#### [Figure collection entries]

━━━━━━━━

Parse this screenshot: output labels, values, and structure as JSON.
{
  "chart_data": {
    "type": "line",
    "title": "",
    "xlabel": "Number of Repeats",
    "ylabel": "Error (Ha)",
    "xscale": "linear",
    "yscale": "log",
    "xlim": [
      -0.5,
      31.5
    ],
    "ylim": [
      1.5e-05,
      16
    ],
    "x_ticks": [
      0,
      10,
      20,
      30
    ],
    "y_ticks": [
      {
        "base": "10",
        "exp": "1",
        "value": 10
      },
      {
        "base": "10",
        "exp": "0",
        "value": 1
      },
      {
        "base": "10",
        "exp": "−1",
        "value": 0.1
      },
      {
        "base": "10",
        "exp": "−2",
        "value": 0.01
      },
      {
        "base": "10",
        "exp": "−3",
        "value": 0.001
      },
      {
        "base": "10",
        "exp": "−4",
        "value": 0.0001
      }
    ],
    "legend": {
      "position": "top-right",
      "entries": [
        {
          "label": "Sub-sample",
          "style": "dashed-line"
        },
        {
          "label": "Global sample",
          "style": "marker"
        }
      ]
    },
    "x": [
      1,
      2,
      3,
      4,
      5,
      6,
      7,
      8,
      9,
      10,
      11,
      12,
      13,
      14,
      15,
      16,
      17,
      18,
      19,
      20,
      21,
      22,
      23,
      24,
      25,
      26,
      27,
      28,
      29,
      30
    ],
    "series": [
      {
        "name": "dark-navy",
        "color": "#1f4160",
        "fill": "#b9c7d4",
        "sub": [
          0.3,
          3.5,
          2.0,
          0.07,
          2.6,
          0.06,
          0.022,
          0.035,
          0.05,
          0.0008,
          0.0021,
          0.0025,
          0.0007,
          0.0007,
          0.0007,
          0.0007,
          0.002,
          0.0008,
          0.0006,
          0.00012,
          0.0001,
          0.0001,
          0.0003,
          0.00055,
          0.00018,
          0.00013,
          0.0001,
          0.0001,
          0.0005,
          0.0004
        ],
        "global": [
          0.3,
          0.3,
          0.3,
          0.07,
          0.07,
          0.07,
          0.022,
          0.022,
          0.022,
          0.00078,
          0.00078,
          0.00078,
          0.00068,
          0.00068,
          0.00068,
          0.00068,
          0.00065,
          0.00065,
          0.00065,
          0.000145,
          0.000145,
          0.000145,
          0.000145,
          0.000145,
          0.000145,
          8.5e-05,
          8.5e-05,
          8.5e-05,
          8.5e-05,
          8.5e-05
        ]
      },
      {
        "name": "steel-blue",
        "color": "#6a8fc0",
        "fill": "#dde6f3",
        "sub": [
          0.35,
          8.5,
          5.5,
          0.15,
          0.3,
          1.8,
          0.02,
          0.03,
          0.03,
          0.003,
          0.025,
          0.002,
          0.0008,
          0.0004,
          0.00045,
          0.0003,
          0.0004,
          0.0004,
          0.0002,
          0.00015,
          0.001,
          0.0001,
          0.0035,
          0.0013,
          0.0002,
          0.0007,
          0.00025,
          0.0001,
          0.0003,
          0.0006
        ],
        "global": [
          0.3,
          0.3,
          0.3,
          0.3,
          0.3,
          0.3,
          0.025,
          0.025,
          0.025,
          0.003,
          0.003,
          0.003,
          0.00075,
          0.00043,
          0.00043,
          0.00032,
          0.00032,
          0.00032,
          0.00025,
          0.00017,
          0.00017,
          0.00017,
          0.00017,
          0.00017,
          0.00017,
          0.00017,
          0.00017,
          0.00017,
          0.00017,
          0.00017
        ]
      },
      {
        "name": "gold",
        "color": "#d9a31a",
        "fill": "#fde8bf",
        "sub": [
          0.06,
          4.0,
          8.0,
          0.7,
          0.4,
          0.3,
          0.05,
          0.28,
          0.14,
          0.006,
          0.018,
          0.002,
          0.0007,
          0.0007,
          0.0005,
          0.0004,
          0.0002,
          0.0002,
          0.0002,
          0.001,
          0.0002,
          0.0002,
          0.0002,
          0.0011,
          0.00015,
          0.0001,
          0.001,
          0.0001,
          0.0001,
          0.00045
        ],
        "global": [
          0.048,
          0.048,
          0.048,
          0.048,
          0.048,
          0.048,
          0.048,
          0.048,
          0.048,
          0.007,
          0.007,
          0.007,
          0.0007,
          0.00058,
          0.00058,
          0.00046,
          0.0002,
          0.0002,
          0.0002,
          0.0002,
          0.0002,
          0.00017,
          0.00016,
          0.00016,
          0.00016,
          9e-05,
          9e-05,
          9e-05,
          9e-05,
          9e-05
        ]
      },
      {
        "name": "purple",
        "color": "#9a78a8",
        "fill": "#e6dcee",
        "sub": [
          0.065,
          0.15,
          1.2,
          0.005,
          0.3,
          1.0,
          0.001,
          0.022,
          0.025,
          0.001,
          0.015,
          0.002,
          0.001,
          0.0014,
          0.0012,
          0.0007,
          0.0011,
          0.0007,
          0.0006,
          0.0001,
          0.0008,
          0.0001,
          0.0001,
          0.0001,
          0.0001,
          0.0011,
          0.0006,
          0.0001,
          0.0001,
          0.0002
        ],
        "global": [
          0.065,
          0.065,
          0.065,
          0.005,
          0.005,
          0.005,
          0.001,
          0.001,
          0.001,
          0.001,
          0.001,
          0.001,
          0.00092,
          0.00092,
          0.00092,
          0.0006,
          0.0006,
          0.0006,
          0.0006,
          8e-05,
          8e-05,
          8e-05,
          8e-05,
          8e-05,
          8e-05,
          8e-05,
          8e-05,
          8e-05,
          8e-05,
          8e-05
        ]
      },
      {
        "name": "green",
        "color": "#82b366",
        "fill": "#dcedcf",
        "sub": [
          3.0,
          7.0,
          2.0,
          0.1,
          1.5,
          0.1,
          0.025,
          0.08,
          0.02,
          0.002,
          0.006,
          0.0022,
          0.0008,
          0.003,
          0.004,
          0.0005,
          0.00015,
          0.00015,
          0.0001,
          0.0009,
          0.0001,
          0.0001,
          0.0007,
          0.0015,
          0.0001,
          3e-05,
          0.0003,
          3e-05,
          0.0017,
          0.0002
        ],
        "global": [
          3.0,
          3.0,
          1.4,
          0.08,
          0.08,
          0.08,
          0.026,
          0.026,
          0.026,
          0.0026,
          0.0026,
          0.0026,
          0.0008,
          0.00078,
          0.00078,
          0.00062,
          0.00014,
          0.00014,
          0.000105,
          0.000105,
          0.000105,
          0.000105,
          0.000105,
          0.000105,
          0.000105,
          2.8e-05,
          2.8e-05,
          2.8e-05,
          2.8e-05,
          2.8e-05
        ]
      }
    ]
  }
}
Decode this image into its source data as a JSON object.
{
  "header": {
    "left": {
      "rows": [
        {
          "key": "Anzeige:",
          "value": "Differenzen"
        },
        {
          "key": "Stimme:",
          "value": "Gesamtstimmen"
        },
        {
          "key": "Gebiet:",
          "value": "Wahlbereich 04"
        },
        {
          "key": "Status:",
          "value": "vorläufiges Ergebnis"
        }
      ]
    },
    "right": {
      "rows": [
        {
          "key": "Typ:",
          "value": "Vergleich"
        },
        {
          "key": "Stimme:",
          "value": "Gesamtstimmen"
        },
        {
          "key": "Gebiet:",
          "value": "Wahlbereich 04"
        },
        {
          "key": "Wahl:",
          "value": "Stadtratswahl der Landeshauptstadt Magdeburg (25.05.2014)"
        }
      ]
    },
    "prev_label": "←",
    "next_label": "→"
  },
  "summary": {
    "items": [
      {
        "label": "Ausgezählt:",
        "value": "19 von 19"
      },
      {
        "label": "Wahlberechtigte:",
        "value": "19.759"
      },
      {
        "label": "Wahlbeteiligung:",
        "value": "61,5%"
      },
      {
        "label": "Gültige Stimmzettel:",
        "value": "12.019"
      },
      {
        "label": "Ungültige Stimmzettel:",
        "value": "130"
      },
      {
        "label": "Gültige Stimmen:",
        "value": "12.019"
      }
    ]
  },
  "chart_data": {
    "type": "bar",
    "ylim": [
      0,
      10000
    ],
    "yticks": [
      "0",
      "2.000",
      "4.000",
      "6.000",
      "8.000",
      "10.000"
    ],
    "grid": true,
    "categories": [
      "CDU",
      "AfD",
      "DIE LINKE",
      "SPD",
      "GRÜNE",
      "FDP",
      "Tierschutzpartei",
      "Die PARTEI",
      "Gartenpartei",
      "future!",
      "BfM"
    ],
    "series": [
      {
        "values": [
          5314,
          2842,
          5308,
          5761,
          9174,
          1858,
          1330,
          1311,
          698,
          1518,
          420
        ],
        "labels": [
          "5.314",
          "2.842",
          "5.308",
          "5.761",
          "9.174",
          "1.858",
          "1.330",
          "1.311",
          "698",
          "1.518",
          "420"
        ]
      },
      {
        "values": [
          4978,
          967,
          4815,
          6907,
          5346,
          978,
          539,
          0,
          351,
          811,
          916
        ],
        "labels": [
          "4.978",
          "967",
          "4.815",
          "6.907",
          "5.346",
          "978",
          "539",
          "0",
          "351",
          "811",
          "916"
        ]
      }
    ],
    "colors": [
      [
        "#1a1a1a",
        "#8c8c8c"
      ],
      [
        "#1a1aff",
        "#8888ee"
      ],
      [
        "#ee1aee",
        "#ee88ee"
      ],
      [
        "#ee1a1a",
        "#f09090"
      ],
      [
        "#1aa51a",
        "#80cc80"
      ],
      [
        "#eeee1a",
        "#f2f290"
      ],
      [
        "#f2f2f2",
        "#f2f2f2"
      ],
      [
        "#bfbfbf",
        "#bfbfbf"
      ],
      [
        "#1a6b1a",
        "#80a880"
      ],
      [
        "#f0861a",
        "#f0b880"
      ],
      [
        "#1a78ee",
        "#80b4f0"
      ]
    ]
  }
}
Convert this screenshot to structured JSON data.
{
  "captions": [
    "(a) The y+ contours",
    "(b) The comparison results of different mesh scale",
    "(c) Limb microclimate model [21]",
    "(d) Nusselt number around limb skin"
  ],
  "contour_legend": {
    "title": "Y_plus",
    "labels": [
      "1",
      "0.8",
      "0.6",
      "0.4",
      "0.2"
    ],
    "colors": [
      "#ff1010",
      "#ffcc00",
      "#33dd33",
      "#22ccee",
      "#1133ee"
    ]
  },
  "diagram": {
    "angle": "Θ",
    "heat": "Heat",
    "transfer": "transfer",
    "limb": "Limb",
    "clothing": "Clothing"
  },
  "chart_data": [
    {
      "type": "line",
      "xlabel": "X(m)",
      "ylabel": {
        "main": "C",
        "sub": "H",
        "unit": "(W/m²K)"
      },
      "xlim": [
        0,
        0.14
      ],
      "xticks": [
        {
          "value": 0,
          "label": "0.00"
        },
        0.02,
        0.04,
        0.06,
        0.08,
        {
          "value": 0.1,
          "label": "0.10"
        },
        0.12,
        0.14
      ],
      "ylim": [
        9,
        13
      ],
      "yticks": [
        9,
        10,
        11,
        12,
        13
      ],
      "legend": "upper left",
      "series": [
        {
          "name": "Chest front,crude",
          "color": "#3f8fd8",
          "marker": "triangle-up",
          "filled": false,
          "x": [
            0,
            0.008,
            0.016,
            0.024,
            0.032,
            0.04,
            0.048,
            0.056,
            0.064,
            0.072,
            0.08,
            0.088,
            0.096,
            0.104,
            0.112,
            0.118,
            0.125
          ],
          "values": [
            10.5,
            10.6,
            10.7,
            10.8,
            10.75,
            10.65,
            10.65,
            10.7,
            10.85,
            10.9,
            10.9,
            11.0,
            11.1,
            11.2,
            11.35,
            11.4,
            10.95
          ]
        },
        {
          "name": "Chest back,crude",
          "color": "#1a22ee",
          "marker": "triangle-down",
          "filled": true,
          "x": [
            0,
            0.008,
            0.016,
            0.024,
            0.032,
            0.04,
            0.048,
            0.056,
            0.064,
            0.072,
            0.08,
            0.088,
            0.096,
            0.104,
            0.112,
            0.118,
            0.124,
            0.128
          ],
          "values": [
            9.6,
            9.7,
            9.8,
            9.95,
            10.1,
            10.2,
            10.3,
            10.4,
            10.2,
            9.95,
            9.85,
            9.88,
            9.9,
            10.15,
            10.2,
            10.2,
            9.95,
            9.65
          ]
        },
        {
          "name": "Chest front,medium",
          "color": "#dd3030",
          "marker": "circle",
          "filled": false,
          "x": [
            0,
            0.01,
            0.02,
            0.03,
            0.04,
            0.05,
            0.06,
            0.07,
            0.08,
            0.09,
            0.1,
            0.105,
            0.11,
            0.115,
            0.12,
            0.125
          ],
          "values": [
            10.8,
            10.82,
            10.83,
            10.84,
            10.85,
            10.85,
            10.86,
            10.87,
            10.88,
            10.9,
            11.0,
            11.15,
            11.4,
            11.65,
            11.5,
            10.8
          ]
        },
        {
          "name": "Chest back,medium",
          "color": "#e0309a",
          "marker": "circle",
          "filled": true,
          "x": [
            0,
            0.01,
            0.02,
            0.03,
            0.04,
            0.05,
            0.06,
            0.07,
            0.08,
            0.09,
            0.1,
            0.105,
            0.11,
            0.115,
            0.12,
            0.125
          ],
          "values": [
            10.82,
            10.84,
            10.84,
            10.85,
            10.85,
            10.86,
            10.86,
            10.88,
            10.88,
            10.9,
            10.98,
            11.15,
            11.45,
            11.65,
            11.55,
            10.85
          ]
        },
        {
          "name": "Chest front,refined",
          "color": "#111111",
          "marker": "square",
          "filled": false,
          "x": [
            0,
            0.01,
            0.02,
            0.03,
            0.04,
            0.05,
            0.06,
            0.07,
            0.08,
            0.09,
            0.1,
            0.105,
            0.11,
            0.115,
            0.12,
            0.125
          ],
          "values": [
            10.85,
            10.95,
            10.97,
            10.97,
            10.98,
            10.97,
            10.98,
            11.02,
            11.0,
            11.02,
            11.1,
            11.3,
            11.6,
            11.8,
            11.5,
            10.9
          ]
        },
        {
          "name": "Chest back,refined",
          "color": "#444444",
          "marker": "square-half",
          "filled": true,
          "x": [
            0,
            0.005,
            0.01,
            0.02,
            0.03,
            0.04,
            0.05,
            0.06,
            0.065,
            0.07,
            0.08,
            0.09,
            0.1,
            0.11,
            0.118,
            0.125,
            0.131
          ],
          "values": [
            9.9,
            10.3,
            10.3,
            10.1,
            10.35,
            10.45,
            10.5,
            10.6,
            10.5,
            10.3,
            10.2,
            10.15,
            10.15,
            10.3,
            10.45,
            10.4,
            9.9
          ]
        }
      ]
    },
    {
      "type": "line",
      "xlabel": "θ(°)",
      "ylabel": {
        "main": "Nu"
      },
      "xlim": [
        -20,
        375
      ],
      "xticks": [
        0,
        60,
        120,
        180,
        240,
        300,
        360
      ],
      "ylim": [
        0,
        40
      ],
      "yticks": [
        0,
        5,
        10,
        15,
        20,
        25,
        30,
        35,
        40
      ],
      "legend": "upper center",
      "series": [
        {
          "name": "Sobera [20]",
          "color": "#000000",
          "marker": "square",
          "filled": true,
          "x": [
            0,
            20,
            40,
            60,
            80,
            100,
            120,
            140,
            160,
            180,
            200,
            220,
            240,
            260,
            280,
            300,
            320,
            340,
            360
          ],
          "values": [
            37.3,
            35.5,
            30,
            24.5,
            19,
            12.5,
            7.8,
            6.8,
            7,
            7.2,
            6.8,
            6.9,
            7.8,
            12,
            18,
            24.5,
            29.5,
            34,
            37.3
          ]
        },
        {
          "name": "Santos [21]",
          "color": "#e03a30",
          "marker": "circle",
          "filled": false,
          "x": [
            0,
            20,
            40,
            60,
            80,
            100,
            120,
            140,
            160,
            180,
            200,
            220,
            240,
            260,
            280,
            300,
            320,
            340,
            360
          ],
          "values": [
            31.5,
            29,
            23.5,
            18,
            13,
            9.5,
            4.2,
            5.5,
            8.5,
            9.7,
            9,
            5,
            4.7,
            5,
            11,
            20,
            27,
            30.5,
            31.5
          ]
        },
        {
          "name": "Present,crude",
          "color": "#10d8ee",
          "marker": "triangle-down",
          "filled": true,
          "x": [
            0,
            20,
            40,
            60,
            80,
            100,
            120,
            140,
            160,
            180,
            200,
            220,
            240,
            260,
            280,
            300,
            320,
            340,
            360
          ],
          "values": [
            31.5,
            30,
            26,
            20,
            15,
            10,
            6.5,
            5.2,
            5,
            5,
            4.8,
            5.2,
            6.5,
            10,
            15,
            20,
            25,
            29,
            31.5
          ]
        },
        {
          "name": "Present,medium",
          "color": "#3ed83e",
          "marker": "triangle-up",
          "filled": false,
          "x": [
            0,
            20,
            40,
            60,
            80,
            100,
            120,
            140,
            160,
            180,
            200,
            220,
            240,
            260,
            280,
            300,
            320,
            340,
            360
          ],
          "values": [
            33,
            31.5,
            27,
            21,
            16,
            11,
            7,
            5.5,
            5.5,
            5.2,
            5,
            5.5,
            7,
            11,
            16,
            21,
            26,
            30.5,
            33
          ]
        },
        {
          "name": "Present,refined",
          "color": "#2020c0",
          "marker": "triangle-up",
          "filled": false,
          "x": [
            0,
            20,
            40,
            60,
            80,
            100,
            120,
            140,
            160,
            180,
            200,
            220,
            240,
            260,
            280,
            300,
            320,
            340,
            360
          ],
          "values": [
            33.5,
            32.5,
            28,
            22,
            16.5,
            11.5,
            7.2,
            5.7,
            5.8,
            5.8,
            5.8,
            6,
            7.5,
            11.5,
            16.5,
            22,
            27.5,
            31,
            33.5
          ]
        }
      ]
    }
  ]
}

━━━━━━━━

#### [Given request]
Filter the records, keeping only lines that contain "front", and show those lines.

#### [Solution]
          "name": "Chest front,crude",
          "name": "Chest front,medium",
          "name": "Chest front,refined",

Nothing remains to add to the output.